## [Task details]
Below are entries; copy exactly, and only, the lines from the one containing "What text is on this page?" through their final line, leaving out pictures.
::::
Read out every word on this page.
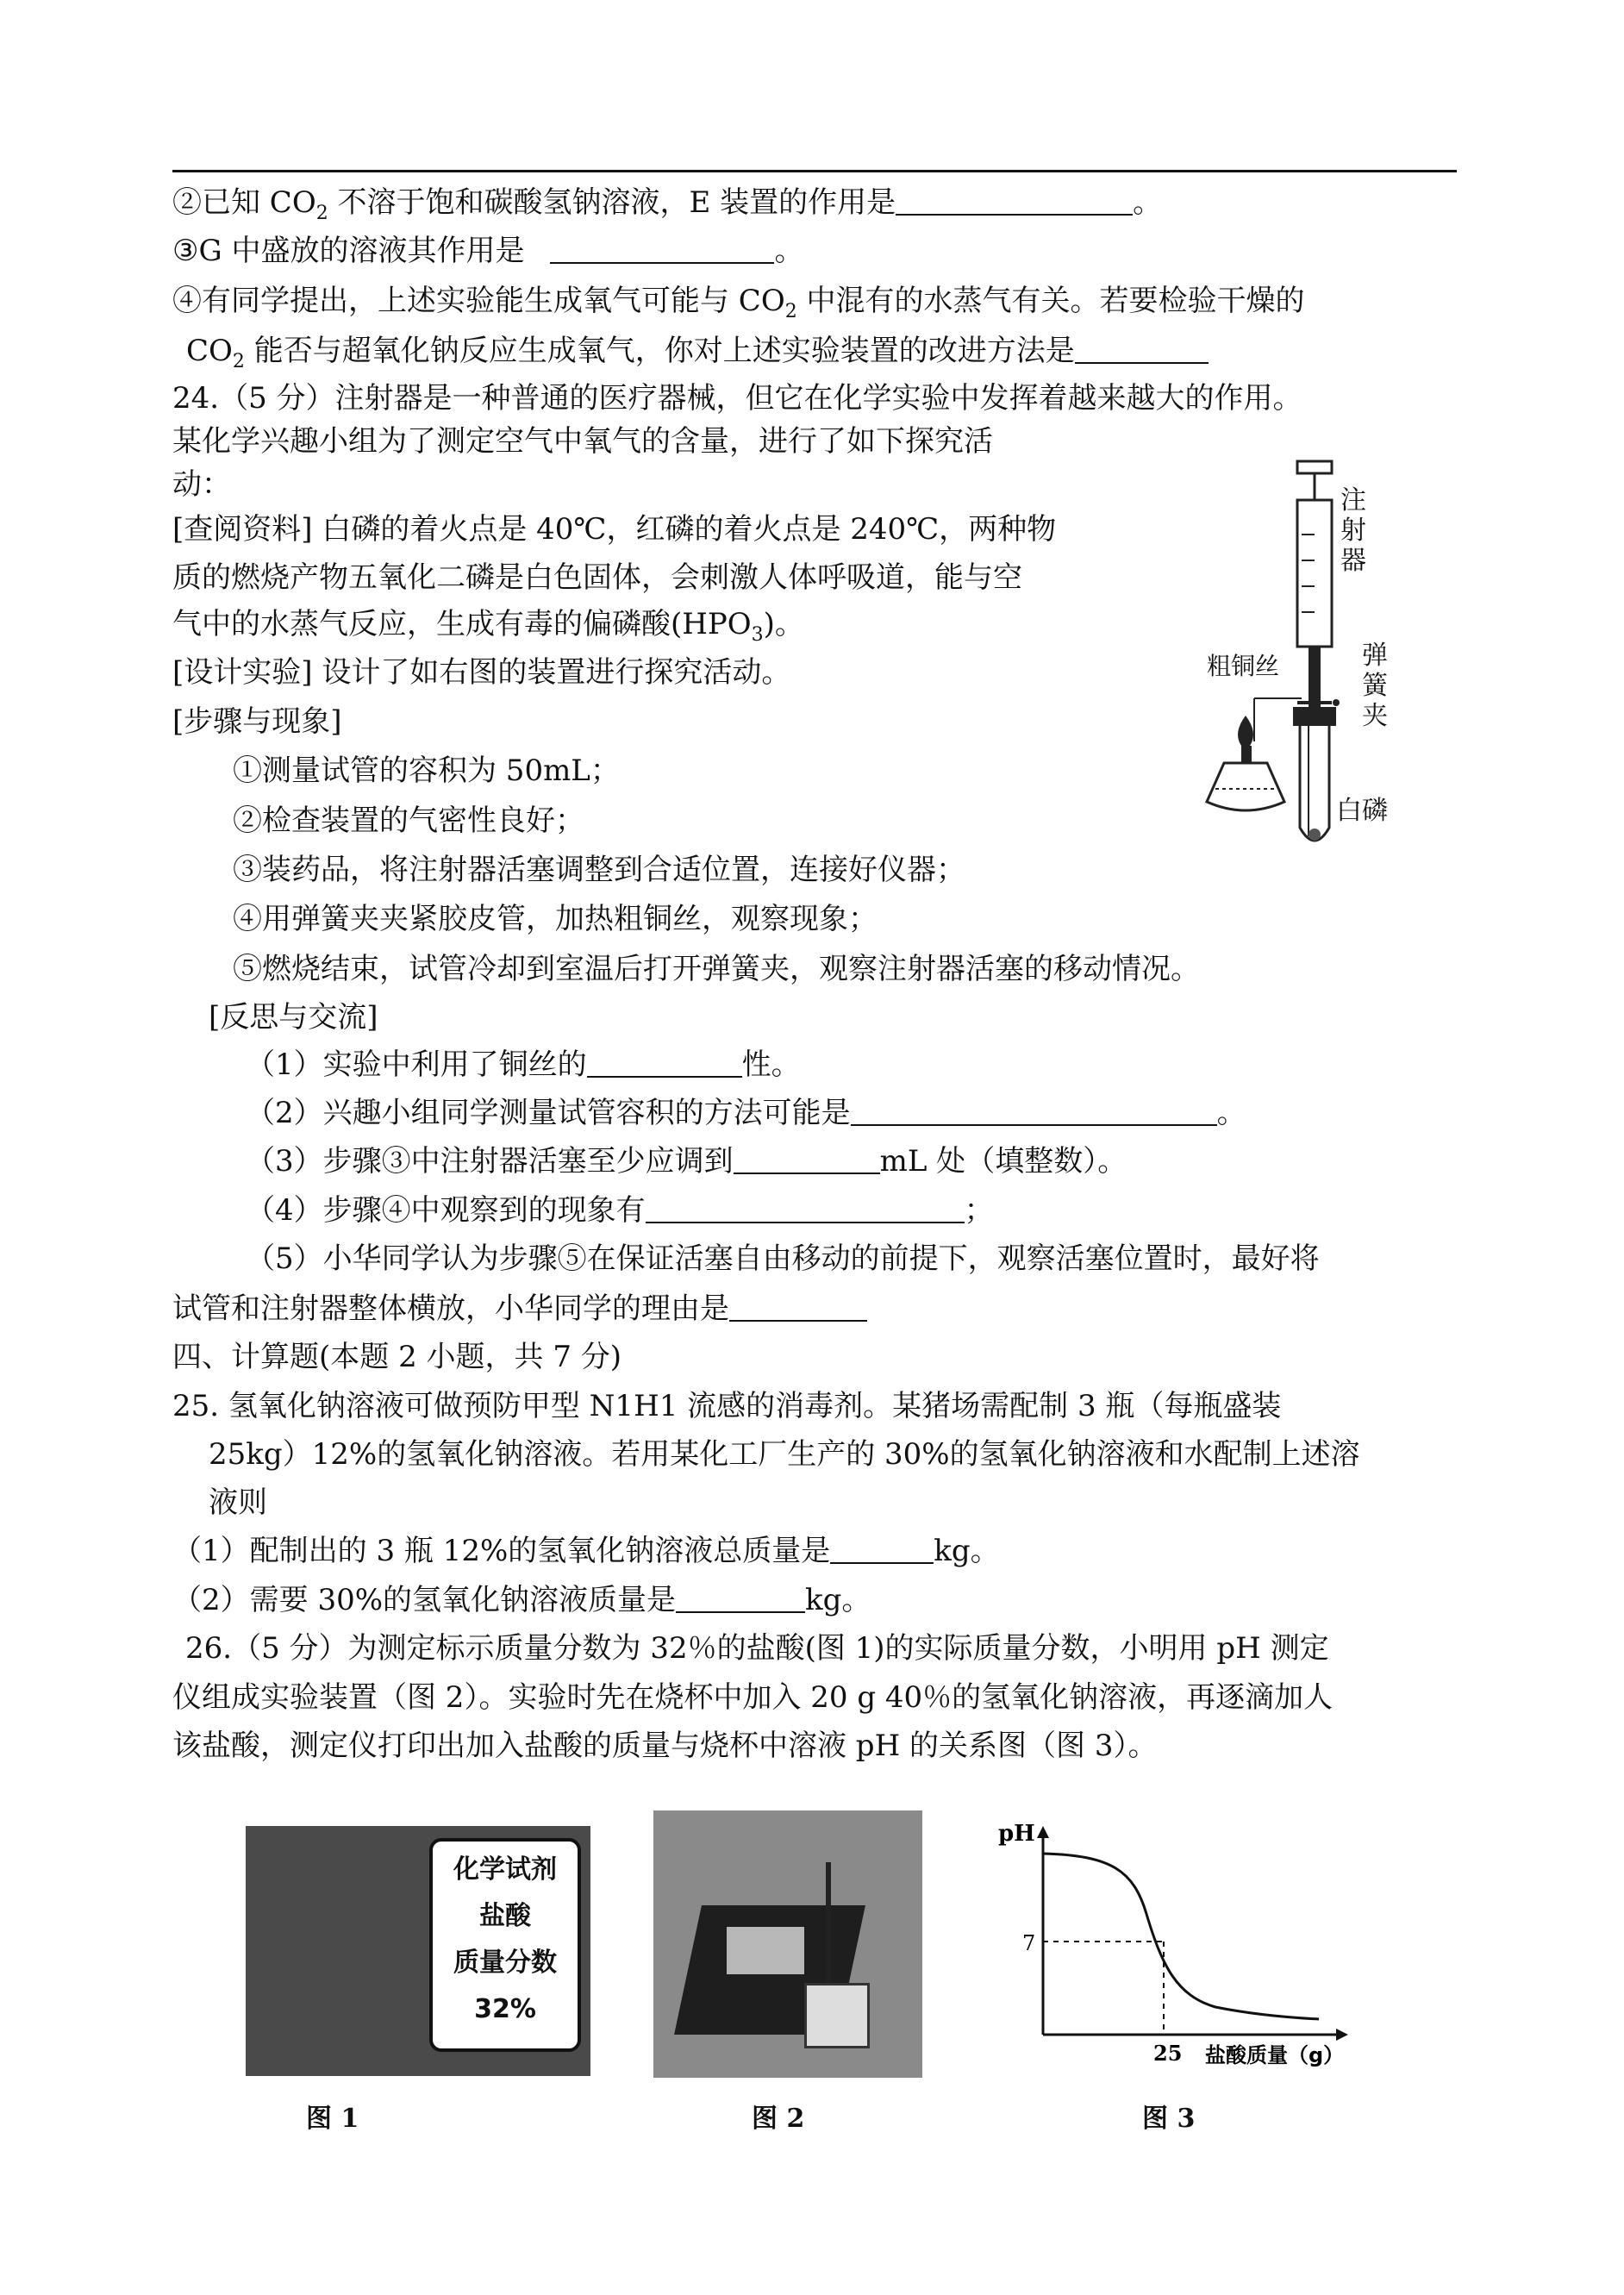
②已知 $CO_2$ 不溶于饱和碳酸氢钠溶液，E 装置的作用是	。
③G 中盛放的溶液其作用是	。
④有同学提出，上述实验能生成氧气可能与 $CO_2$ 中混有的水蒸气有关。若要检验干燥的
$CO_2$ 能否与超氧化钠反应生成氧气，你对上述实验装置的改进方法是
24.（5 分）注射器是一种普通的医疗器械，但它在化学实验中发挥着越来越大的作用。
某化学兴趣小组为了测定空气中氧气的含量，进行了如下探究活
动：
[查阅资料] 白磷的着火点是 40℃，红磷的着火点是 240℃，两种物
质的燃烧产物五氧化二磷是白色固体，会刺激人体呼吸道，能与空
气中的水蒸气反应，生成有毒的偏磷酸$(HPO_3)$。
[设计实验] 设计了如右图的装置进行探究活动。
[步骤与现象]
①测量试管的容积为 50mL；
②检查装置的气密性良好；
③装药品，将注射器活塞调整到合适位置，连接好仪器；
④用弹簧夹夹紧胶皮管，加热粗铜丝，观察现象；
⑤燃烧结束，试管冷却到室温后打开弹簧夹，观察注射器活塞的移动情况。
[反思与交流]
（1）实验中利用了铜丝的	性。
（2）兴趣小组同学测量试管容积的方法可能是	。
（3）步骤③中注射器活塞至少应调到	mL 处（填整数）。
（4）步骤④中观察到的现象有	；
（5）小华同学认为步骤⑤在保证活塞自由移动的前提下，观察活塞位置时，最好将
试管和注射器整体横放，小华同学的理由是
注
射
器
弹
簧
夹
粗铜丝
白磷
四、计算题(本题 2 小题，共 7 分)
25. 氢氧化钠溶液可做预防甲型 N1H1 流感的消毒剂。某猪场需配制 3 瓶（每瓶盛装
25kg）12%的氢氧化钠溶液。若用某化工厂生产的 30%的氢氧化钠溶液和水配制上述溶
液则
（1）配制出的 3 瓶 12%的氢氧化钠溶液总质量是	kg。
（2）需要 30%的氢氧化钠溶液质量是	kg。
26.（5 分）为测定标示质量分数为 32％的盐酸(图 1)的实际质量分数，小明用 pH 测定
仪组成实验装置（图 2）。实验时先在烧杯中加入 20 g 40％的氢氧化钠溶液，再逐滴加人
该盐酸，测定仪打印出加入盐酸的质量与烧杯中溶液 pH 的关系图（图 3）。
化学试剂
盐酸
质量分数
32%
图 1	图 2
pH
7
25 盐酸质量（g）
图 3
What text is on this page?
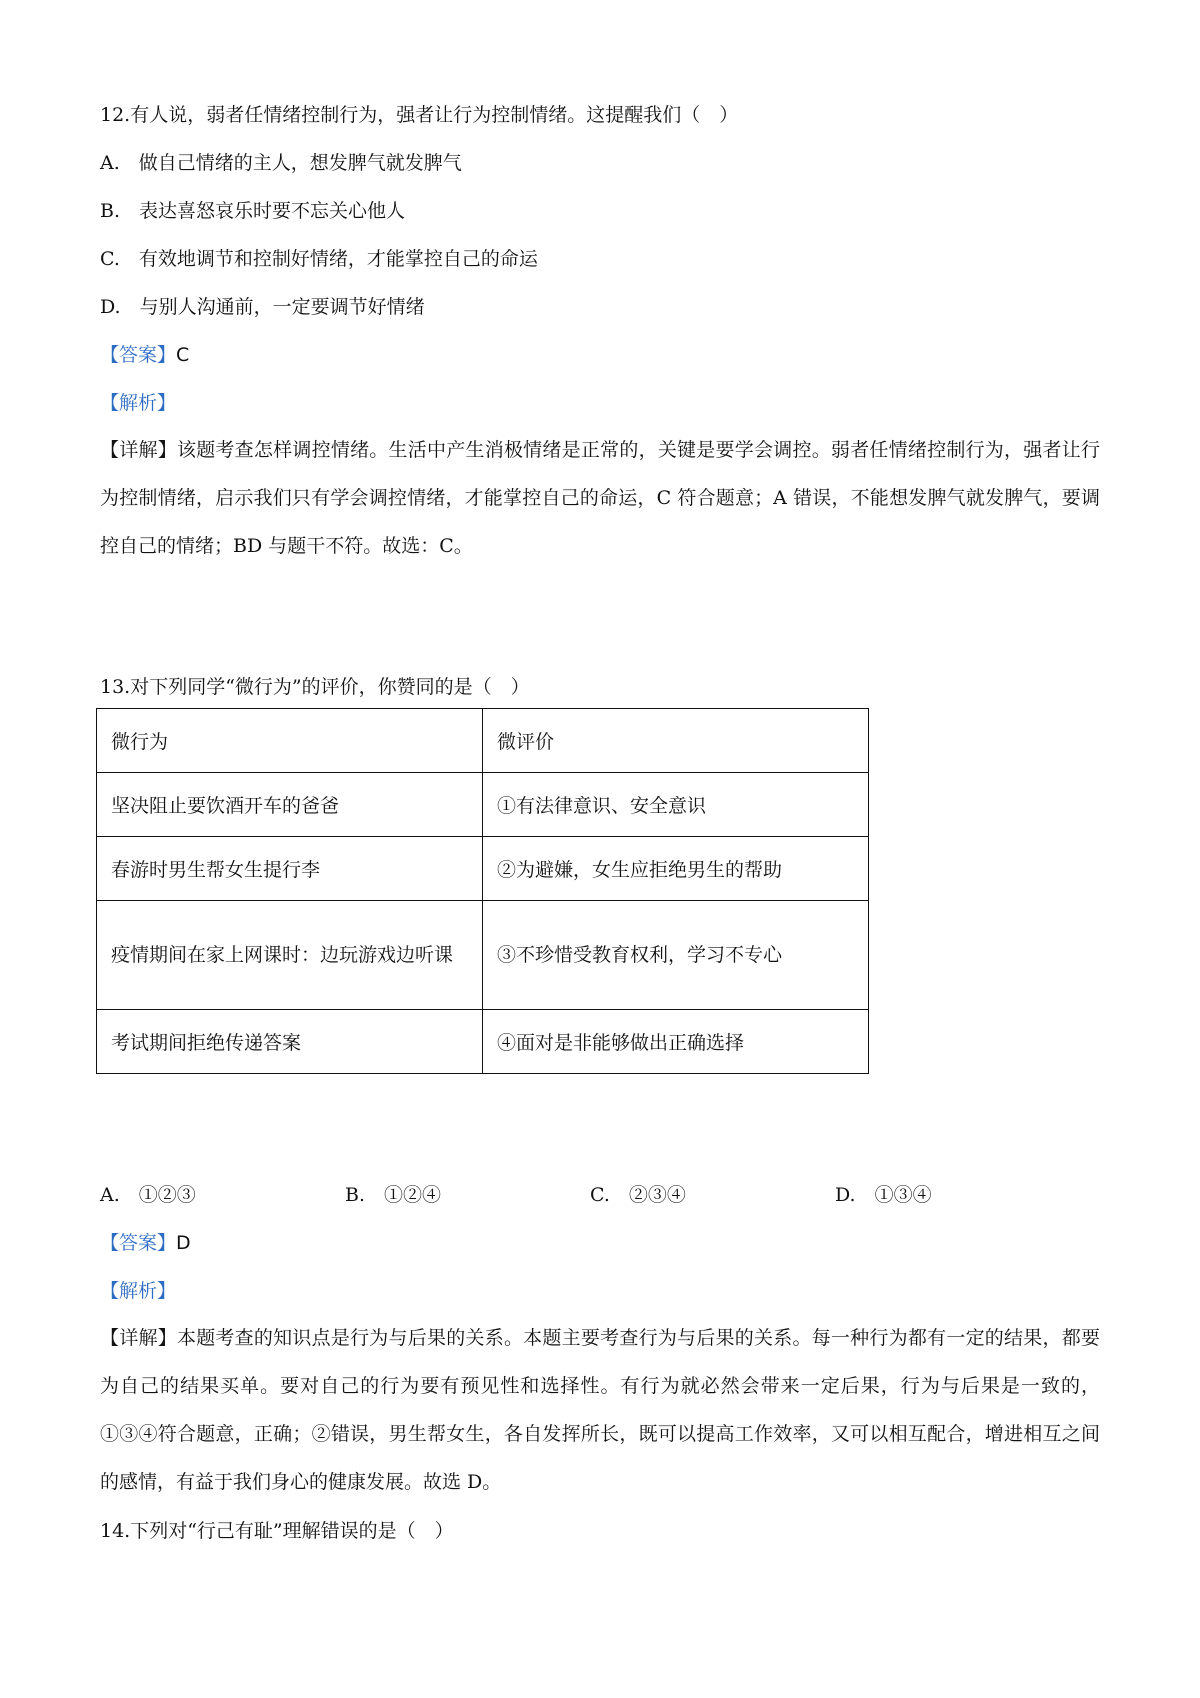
12.有人说，弱者任情绪控制行为，强者让行为控制情绪。这提醒我们（　）
A.　做自己情绪的主人，想发脾气就发脾气
B.　表达喜怒哀乐时要不忘关心他人
C.　有效地调节和控制好情绪，才能掌控自己的命运
D.　与别人沟通前，一定要调节好情绪
【答案】C
【解析】

【详解】该题考查怎样调控情绪。生活中产生消极情绪是正常的，关键是要学会调控。弱者任情绪控制行为，强者让行为控制情绪，启示我们只有学会调控情绪，才能掌控自己的命运，C 符合题意；A 错误，不能想发脾气就发脾气，要调控自己的情绪；BD 与题干不符。故选：C。

13.对下列同学“微行为”的评价，你赞同的是（　）
微行为	微评价
坚决阻止要饮酒开车的爸爸	①有法律意识、安全意识
春游时男生帮女生提行李	②为避嫌，女生应拒绝男生的帮助
疫情期间在家上网课时：边玩游戏边听课	③不珍惜受教育权利，学习不专心
考试期间拒绝传递答案	④面对是非能够做出正确选择
A.　①②③	B.　①②④	C.　②③④	D.　①③④
【答案】D
【解析】

【详解】本题考查的知识点是行为与后果的关系。本题主要考查行为与后果的关系。每一种行为都有一定的结果，都要为自己的结果买单。要对自己的行为要有预见性和选择性。有行为就必然会带来一定后果，行为与后果是一致的，①③④符合题意，正确；②错误，男生帮女生，各自发挥所长，既可以提高工作效率，又可以相互配合，增进相互之间的感情，有益于我们身心的健康发展。故选 D。

14.下列对“行己有耻”理解错误的是（　）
::::
## [Response]
What text is on this page?
12.有人说，弱者任情绪控制行为，强者让行为控制情绪。这提醒我们（　）
A.　做自己情绪的主人，想发脾气就发脾气
B.　表达喜怒哀乐时要不忘关心他人
C.　有效地调节和控制好情绪，才能掌控自己的命运
D.　与别人沟通前，一定要调节好情绪
【答案】C
【解析】

【详解】该题考查怎样调控情绪。生活中产生消极情绪是正常的，关键是要学会调控。弱者任情绪控制行为，强者让行为控制情绪，启示我们只有学会调控情绪，才能掌控自己的命运，C 符合题意；A 错误，不能想发脾气就发脾气，要调控自己的情绪；BD 与题干不符。故选：C。

13.对下列同学“微行为”的评价，你赞同的是（　）
微行为	微评价
坚决阻止要饮酒开车的爸爸	①有法律意识、安全意识
春游时男生帮女生提行李	②为避嫌，女生应拒绝男生的帮助
疫情期间在家上网课时：边玩游戏边听课	③不珍惜受教育权利，学习不专心
考试期间拒绝传递答案	④面对是非能够做出正确选择
A.　①②③	B.　①②④	C.　②③④	D.　①③④
【答案】D
【解析】

【详解】本题考查的知识点是行为与后果的关系。本题主要考查行为与后果的关系。每一种行为都有一定的结果，都要为自己的结果买单。要对自己的行为要有预见性和选择性。有行为就必然会带来一定后果，行为与后果是一致的，①③④符合题意，正确；②错误，男生帮女生，各自发挥所长，既可以提高工作效率，又可以相互配合，增进相互之间的感情，有益于我们身心的健康发展。故选 D。

14.下列对“行己有耻”理解错误的是（　）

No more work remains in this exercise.